(begin)

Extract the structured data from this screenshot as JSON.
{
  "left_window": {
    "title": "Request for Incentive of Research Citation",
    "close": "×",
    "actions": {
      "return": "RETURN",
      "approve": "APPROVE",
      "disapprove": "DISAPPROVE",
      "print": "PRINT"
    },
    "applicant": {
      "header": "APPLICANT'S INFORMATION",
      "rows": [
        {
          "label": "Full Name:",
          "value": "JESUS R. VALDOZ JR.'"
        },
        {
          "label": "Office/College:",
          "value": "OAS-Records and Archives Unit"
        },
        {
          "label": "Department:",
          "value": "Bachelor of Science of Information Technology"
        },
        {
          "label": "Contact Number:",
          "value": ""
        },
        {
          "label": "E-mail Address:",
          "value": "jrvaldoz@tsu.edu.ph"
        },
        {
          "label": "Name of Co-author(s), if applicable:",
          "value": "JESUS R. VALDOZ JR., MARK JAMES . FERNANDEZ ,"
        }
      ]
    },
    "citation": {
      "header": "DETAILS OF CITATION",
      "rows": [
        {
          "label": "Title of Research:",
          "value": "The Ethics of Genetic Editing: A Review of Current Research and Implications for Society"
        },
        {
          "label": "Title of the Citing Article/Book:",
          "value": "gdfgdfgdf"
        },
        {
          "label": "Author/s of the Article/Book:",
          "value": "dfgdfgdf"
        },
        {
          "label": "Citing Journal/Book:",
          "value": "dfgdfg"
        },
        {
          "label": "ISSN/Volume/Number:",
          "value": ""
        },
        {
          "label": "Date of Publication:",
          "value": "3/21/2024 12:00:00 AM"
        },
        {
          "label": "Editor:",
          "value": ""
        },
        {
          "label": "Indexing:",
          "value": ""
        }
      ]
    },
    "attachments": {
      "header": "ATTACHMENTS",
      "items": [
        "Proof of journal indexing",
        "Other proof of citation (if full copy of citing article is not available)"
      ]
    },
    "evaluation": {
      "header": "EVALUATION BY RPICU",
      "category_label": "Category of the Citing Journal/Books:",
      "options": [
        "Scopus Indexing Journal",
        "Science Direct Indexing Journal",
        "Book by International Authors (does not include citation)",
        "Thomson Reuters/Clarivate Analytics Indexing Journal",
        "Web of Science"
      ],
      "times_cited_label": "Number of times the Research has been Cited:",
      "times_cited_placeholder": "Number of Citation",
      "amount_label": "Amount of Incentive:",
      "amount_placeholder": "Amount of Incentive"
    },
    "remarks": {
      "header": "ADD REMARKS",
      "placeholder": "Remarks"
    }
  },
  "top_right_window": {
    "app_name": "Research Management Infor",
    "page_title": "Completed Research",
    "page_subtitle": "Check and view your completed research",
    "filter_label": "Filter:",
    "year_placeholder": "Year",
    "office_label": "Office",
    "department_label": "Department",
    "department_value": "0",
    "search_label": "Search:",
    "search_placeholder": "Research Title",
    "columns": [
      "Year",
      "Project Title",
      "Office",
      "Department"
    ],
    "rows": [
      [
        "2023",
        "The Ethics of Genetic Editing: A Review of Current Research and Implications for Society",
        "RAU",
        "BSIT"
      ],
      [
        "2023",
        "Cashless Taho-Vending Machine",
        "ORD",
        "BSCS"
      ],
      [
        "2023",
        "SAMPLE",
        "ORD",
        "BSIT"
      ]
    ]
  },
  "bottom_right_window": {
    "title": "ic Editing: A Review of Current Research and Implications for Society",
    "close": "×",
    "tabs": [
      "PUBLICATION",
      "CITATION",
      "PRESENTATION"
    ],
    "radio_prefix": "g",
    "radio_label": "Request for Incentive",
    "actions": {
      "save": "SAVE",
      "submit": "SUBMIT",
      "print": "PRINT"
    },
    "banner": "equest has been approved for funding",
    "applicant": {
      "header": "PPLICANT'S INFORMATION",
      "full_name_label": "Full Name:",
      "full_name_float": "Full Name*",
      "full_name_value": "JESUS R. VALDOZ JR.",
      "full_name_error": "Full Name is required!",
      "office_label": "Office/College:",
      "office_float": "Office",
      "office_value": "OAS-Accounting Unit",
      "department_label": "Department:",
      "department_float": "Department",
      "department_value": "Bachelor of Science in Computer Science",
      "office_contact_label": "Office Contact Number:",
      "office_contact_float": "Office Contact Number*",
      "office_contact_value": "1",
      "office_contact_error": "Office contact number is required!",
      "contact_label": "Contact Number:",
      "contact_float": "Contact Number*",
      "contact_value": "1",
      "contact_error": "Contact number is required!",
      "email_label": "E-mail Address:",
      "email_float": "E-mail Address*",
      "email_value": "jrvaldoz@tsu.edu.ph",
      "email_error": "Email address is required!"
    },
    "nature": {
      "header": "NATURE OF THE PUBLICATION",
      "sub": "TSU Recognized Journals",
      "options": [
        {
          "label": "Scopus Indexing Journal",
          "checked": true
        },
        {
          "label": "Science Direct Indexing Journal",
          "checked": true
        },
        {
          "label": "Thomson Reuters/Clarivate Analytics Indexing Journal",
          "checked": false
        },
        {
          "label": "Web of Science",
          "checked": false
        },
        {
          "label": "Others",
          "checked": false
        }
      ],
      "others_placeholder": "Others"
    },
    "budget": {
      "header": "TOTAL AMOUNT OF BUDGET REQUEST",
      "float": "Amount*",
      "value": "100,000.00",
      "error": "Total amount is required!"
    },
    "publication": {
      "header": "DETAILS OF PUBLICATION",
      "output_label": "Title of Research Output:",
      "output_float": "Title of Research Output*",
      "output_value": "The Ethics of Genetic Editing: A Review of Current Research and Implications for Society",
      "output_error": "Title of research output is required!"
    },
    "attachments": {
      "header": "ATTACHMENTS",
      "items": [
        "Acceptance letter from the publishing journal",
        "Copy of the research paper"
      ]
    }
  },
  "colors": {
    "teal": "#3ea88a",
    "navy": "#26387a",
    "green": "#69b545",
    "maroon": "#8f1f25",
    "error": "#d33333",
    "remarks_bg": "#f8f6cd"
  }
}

(end)

**What is asked**.
Determine the number of lines in the records that include the string "from", and respond with that number only.

**Complete answer**.
2